== PROMPT ==
Repeat everything in the material exactly.

□ □ □

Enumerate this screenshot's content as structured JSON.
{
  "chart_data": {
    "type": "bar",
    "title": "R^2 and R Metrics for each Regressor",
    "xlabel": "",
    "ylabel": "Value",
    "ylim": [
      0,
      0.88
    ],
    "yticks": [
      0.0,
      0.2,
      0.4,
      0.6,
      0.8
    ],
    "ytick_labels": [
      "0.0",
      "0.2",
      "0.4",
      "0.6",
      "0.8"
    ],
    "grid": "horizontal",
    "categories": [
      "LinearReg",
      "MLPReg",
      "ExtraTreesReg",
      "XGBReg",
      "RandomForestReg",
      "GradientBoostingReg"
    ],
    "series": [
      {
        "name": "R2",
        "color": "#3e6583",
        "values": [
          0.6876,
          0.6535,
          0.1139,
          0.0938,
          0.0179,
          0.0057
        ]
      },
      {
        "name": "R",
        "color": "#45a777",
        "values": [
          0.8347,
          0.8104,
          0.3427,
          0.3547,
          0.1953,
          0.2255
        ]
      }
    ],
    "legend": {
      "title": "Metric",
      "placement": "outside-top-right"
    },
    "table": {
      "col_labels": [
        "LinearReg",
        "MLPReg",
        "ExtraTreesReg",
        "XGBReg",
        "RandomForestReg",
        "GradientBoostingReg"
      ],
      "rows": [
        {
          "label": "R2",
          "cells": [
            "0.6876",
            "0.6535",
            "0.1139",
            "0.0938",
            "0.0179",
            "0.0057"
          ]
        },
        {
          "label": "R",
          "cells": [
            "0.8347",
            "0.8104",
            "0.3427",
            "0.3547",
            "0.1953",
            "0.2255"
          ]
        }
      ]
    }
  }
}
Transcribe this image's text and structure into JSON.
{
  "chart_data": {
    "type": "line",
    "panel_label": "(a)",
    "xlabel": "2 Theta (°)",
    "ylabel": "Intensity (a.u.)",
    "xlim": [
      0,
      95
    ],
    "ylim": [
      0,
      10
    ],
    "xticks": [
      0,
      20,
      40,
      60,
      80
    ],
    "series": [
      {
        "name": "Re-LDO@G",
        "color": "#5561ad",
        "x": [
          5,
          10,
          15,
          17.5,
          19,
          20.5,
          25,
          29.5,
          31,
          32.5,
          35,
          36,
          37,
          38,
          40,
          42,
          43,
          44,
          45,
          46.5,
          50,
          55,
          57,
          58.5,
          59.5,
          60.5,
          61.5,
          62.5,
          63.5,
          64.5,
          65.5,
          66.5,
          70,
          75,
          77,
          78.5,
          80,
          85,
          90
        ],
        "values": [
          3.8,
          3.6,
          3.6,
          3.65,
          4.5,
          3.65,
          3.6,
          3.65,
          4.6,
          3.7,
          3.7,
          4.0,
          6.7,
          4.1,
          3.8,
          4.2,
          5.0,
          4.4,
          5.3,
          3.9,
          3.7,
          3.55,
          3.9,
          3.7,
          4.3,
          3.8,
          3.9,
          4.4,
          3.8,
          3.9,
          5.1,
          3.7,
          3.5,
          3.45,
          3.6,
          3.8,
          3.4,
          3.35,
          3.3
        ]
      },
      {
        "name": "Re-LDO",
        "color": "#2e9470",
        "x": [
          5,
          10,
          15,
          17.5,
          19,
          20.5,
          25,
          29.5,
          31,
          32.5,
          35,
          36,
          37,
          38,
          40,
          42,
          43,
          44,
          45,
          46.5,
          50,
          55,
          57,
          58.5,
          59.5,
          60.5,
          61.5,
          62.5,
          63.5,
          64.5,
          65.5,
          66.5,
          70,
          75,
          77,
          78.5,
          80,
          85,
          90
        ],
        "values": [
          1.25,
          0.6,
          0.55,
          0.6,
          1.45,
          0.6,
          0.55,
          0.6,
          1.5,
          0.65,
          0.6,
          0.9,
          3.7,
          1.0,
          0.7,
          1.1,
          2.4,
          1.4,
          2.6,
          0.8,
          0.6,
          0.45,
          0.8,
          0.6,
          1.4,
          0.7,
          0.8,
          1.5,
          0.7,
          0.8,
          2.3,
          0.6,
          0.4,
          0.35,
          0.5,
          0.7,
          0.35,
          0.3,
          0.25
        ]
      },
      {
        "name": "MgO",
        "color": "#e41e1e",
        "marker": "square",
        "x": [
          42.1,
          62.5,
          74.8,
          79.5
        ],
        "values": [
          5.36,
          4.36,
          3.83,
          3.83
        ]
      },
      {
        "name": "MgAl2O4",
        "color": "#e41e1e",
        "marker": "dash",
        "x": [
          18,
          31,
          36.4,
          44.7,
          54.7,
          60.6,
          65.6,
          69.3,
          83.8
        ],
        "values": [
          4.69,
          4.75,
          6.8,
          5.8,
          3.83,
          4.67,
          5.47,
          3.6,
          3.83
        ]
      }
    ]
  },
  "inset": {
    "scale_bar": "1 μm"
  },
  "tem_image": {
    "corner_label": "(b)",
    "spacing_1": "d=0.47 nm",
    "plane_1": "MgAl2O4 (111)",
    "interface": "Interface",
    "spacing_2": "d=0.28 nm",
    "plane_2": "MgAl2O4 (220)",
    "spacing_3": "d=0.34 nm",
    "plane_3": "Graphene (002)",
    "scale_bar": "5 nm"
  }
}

□ □ □

== SOLUTION TO THIS TASK ==
Enumerate this screenshot's content as structured JSON.
{
  "chart_data": {
    "type": "bar",
    "title": "R^2 and R Metrics for each Regressor",
    "xlabel": "",
    "ylabel": "Value",
    "ylim": [
      0,
      0.88
    ],
    "yticks": [
      0.0,
      0.2,
      0.4,
      0.6,
      0.8
    ],
    "ytick_labels": [
      "0.0",
      "0.2",
      "0.4",
      "0.6",
      "0.8"
    ],
    "grid": "horizontal",
    "categories": [
      "LinearReg",
      "MLPReg",
      "ExtraTreesReg",
      "XGBReg",
      "RandomForestReg",
      "GradientBoostingReg"
    ],
    "series": [
      {
        "name": "R2",
        "color": "#3e6583",
        "values": [
          0.6876,
          0.6535,
          0.1139,
          0.0938,
          0.0179,
          0.0057
        ]
      },
      {
        "name": "R",
        "color": "#45a777",
        "values": [
          0.8347,
          0.8104,
          0.3427,
          0.3547,
          0.1953,
          0.2255
        ]
      }
    ],
    "legend": {
      "title": "Metric",
      "placement": "outside-top-right"
    },
    "table": {
      "col_labels": [
        "LinearReg",
        "MLPReg",
        "ExtraTreesReg",
        "XGBReg",
        "RandomForestReg",
        "GradientBoostingReg"
      ],
      "rows": [
        {
          "label": "R2",
          "cells": [
            "0.6876",
            "0.6535",
            "0.1139",
            "0.0938",
            "0.0179",
            "0.0057"
          ]
        },
        {
          "label": "R",
          "cells": [
            "0.8347",
            "0.8104",
            "0.3427",
            "0.3547",
            "0.1953",
            "0.2255"
          ]
        }
      ]
    }
  }
}
Transcribe this image's text and structure into JSON.
{
  "chart_data": {
    "type": "line",
    "panel_label": "(a)",
    "xlabel": "2 Theta (°)",
    "ylabel": "Intensity (a.u.)",
    "xlim": [
      0,
      95
    ],
    "ylim": [
      0,
      10
    ],
    "xticks": [
      0,
      20,
      40,
      60,
      80
    ],
    "series": [
      {
        "name": "Re-LDO@G",
        "color": "#5561ad",
        "x": [
          5,
          10,
          15,
          17.5,
          19,
          20.5,
          25,
          29.5,
          31,
          32.5,
          35,
          36,
          37,
          38,
          40,
          42,
          43,
          44,
          45,
          46.5,
          50,
          55,
          57,
          58.5,
          59.5,
          60.5,
          61.5,
          62.5,
          63.5,
          64.5,
          65.5,
          66.5,
          70,
          75,
          77,
          78.5,
          80,
          85,
          90
        ],
        "values": [
          3.8,
          3.6,
          3.6,
          3.65,
          4.5,
          3.65,
          3.6,
          3.65,
          4.6,
          3.7,
          3.7,
          4.0,
          6.7,
          4.1,
          3.8,
          4.2,
          5.0,
          4.4,
          5.3,
          3.9,
          3.7,
          3.55,
          3.9,
          3.7,
          4.3,
          3.8,
          3.9,
          4.4,
          3.8,
          3.9,
          5.1,
          3.7,
          3.5,
          3.45,
          3.6,
          3.8,
          3.4,
          3.35,
          3.3
        ]
      },
      {
        "name": "Re-LDO",
        "color": "#2e9470",
        "x": [
          5,
          10,
          15,
          17.5,
          19,
          20.5,
          25,
          29.5,
          31,
          32.5,
          35,
          36,
          37,
          38,
          40,
          42,
          43,
          44,
          45,
          46.5,
          50,
          55,
          57,
          58.5,
          59.5,
          60.5,
          61.5,
          62.5,
          63.5,
          64.5,
          65.5,
          66.5,
          70,
          75,
          77,
          78.5,
          80,
          85,
          90
        ],
        "values": [
          1.25,
          0.6,
          0.55,
          0.6,
          1.45,
          0.6,
          0.55,
          0.6,
          1.5,
          0.65,
          0.6,
          0.9,
          3.7,
          1.0,
          0.7,
          1.1,
          2.4,
          1.4,
          2.6,
          0.8,
          0.6,
          0.45,
          0.8,
          0.6,
          1.4,
          0.7,
          0.8,
          1.5,
          0.7,
          0.8,
          2.3,
          0.6,
          0.4,
          0.35,
          0.5,
          0.7,
          0.35,
          0.3,
          0.25
        ]
      },
      {
        "name": "MgO",
        "color": "#e41e1e",
        "marker": "square",
        "x": [
          42.1,
          62.5,
          74.8,
          79.5
        ],
        "values": [
          5.36,
          4.36,
          3.83,
          3.83
        ]
      },
      {
        "name": "MgAl2O4",
        "color": "#e41e1e",
        "marker": "dash",
        "x": [
          18,
          31,
          36.4,
          44.7,
          54.7,
          60.6,
          65.6,
          69.3,
          83.8
        ],
        "values": [
          4.69,
          4.75,
          6.8,
          5.8,
          3.83,
          4.67,
          5.47,
          3.6,
          3.83
        ]
      }
    ]
  },
  "inset": {
    "scale_bar": "1 μm"
  },
  "tem_image": {
    "corner_label": "(b)",
    "spacing_1": "d=0.47 nm",
    "plane_1": "MgAl2O4 (111)",
    "interface": "Interface",
    "spacing_2": "d=0.28 nm",
    "plane_2": "MgAl2O4 (220)",
    "spacing_3": "d=0.34 nm",
    "plane_3": "Graphene (002)",
    "scale_bar": "5 nm"
  }
}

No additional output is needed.